Identify each line in the items below that contains the string "field", and copy those lines out. The match is case-sensitive.

◆ ◆ ◆

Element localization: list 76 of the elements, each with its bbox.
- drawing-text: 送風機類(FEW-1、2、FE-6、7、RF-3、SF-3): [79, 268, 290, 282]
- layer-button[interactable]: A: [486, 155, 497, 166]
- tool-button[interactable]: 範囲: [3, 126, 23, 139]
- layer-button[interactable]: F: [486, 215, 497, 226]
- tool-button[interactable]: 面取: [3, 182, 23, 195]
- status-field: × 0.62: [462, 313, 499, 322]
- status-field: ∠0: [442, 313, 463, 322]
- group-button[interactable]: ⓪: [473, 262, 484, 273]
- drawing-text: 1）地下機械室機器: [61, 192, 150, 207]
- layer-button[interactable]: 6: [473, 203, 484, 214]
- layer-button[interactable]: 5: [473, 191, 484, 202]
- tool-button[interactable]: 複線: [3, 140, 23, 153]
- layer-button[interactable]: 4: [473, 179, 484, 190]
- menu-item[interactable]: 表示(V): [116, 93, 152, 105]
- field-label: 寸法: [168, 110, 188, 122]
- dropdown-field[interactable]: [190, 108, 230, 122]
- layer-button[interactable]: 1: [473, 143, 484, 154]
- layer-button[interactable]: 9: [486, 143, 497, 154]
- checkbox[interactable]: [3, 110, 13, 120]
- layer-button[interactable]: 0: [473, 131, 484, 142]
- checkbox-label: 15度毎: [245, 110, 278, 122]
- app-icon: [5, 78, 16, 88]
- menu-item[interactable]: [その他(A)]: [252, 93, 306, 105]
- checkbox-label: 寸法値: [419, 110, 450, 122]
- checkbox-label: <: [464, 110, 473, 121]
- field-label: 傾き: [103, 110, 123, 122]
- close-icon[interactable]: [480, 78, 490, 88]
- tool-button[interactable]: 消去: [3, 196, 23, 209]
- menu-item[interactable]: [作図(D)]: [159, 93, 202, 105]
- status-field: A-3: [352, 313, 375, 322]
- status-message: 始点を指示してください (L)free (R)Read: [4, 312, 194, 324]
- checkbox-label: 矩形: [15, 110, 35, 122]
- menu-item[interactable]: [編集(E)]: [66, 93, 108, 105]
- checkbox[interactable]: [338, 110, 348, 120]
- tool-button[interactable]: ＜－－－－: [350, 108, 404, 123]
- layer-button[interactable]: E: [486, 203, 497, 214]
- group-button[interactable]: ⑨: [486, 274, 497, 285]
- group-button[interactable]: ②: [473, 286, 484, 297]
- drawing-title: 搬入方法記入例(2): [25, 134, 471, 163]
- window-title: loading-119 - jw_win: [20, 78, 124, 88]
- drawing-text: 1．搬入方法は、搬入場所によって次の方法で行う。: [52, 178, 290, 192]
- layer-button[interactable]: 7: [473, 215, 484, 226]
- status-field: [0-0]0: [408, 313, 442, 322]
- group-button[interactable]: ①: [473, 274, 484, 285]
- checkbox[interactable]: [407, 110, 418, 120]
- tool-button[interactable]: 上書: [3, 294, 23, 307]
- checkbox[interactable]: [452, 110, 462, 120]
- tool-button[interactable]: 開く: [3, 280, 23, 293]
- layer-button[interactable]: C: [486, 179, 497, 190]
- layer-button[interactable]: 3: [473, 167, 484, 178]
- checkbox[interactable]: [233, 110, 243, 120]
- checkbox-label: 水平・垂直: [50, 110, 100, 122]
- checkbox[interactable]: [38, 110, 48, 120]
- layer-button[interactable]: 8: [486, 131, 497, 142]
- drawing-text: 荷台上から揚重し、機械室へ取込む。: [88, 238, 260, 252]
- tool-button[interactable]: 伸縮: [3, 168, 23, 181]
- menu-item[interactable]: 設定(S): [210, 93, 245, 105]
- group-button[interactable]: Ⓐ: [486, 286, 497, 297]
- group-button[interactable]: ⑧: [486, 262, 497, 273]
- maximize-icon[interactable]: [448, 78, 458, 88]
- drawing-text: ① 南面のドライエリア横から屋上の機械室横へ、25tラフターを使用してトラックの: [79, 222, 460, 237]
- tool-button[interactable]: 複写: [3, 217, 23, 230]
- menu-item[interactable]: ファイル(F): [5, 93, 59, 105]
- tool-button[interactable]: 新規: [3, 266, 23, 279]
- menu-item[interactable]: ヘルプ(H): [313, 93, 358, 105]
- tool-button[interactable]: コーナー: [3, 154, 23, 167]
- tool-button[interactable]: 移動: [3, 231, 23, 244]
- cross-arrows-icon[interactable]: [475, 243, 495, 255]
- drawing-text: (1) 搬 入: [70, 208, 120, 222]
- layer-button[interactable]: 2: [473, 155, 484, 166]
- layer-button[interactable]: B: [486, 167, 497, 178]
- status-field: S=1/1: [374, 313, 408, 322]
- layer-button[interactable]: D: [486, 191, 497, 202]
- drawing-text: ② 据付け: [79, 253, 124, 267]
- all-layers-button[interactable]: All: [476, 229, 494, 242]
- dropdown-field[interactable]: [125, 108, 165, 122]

◆ ◆ ◆

Completed task
- status-field: × 0.62: [462, 313, 499, 322]
- status-field: ∠0: [442, 313, 463, 322]
- field-label: 寸法: [168, 110, 188, 122]
- dropdown-field[interactable]: [190, 108, 230, 122]
- field-label: 傾き: [103, 110, 123, 122]
- status-field: A-3: [352, 313, 375, 322]
- status-field: [0-0]0: [408, 313, 442, 322]
- status-field: S=1/1: [374, 313, 408, 322]
- dropdown-field[interactable]: [125, 108, 165, 122]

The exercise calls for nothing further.